TASK BRIEF: Please continue the text on the Abacus pipeline API from the point where it ends.

EXERCISE TEXT:
==========
It returns a built PanelMMM.

The builder orchestrates:

  • model construction
  • optional additive effects
  • holiday augmentation
  • build_model(X, y)
  • optional original_scale_vars
  • optional calibration steps
  • optional inference-data attachment

Structured pipeline runner

Top-level import path:

from abacus.pipeline import PipelineRunConfig, PipelineRunResult, run_pipeline

PipelineRunConfig

PipelineRunConfig is the user-facing run configuration dataclass.

Key fields:

Field Meaning
config_path YAML config file
output_dir Output root for run directories
run_name Optional logical run name
dataset_path Optional combined dataset CSV
x_path / y_path Optional separate feature and target CSVs
holidays_path Optional holiday CSV override
target_column Optional target-column override
prior_samples Prior predictive sample count
draws, tune, chains, cores Sampler overrides
random_seed Global random seed override
curve_samples Curve summary sample count
curve_points Curve summary x-axis resolution

It also exposes:

  • effective_run_name()
==========
SUPPLIED ENTRIES:
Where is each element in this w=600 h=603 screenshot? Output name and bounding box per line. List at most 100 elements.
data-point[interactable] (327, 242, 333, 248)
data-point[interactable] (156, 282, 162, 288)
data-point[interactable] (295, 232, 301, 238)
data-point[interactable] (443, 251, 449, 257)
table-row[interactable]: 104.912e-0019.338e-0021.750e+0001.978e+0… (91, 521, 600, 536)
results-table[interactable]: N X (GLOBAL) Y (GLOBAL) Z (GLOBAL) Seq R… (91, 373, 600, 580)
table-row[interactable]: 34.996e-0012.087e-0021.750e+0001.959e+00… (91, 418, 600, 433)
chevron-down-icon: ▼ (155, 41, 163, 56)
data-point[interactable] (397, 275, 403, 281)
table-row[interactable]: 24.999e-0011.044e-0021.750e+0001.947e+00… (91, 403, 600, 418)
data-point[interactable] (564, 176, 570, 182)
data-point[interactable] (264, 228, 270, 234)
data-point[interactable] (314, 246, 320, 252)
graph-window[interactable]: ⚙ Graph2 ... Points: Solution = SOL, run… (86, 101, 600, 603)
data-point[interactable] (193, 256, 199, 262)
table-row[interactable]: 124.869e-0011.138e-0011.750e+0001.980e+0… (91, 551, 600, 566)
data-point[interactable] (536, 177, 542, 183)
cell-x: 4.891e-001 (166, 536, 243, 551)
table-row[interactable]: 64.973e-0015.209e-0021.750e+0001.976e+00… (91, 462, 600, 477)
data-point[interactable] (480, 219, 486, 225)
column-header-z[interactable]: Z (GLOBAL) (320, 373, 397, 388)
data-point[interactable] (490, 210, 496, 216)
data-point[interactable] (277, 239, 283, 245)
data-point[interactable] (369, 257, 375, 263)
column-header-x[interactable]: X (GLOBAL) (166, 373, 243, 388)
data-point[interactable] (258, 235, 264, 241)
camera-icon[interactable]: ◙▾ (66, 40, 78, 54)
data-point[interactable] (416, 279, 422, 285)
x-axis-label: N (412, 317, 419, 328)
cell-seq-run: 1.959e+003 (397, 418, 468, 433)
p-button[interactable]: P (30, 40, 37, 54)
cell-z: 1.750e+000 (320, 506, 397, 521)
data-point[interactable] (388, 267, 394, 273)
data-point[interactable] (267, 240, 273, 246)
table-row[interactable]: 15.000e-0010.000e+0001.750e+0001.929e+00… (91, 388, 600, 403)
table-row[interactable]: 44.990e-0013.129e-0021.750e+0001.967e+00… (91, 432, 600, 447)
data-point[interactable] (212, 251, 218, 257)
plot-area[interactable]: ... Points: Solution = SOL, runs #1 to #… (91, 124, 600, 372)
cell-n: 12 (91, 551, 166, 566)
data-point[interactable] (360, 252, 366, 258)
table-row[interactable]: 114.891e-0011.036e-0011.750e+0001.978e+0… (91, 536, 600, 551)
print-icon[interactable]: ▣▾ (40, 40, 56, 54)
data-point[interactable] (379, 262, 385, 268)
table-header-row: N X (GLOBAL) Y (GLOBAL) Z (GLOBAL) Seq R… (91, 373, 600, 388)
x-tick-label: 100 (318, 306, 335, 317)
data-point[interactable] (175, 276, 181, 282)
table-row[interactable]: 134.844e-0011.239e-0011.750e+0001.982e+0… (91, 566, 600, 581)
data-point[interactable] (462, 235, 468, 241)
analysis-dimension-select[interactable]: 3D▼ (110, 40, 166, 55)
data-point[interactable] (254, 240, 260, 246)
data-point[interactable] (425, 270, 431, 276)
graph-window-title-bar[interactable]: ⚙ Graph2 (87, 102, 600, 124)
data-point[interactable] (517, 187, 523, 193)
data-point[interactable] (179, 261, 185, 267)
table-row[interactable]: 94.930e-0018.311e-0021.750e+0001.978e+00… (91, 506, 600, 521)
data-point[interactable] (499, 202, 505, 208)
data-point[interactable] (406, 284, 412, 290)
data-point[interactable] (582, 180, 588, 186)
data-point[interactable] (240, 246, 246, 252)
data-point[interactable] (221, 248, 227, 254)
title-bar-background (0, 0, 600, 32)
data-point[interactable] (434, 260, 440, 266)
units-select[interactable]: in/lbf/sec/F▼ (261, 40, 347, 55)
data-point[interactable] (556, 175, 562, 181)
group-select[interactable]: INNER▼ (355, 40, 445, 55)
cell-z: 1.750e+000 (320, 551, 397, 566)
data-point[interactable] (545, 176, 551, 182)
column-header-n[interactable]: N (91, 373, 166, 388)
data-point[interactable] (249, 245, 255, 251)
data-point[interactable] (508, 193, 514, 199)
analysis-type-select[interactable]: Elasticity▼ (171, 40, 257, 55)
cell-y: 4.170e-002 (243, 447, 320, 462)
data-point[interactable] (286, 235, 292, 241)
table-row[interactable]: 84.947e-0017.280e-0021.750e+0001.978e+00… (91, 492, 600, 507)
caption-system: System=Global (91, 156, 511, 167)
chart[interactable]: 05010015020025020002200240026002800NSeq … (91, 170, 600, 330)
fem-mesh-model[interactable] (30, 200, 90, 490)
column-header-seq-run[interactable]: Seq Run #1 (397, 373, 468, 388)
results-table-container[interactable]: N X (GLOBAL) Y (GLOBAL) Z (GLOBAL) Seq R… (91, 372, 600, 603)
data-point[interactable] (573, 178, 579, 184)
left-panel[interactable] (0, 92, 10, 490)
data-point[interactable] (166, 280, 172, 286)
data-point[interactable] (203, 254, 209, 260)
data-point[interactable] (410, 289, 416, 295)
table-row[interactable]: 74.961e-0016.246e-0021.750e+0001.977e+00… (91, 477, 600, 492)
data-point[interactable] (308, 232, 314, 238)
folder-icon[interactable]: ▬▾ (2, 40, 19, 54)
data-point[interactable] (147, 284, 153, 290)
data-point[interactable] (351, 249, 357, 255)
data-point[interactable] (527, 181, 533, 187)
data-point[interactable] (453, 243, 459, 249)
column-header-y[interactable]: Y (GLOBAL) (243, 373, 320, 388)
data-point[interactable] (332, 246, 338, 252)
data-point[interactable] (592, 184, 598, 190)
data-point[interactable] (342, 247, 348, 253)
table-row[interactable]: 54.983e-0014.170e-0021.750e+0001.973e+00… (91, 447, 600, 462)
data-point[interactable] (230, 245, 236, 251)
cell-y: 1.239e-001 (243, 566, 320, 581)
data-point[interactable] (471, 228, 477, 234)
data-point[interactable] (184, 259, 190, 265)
==========
EXPECTED ANSWER:
run_pipeline(...)

Use run_pipeline(...) to execute the structured runner:

from abacus.pipeline import PipelineRunConfig, run_pipeline

result = run_pipeline(
    PipelineRunConfig(
        config_path="config.yml",
        dataset_path="data.csv",
    )
)

run_pipeline(...):

  • loads the YAML config
  • loads data from the configured or overridden paths
  • resolves sampler overrides
  • creates the run directory and manifest
  • runs the retained stage sequence

The stage sequence is:

  1. metadata
  2. preflight
  3. fit
  4. assessment
  5. decomposition
  6. diagnostics
  7. curves
  8. optimisation

PipelineRunResult

PipelineRunResult is a small dataclass with:

Field Meaning
run_dir Concrete run directory path
manifest_path Manifest JSON path

CLI entry point

The CLI entry point lives in abacus.pipeline.runner:

python -m abacus.pipeline.runner --config config.yml --dataset-path data.csv

For full CLI usage, see CLI Reference.

Additive Effects and Events

Abacus supports advanced additive components through mu_effects and dated event surfaces.

These are extension points rather than the default modelling path, but they are part of the retained public API.

MuEffect protocol surface

Import path:

from abacus.mmm.additive_effect import MuEffect

MuEffect is the abstract base class for additive components appended to mmm.mu_effects.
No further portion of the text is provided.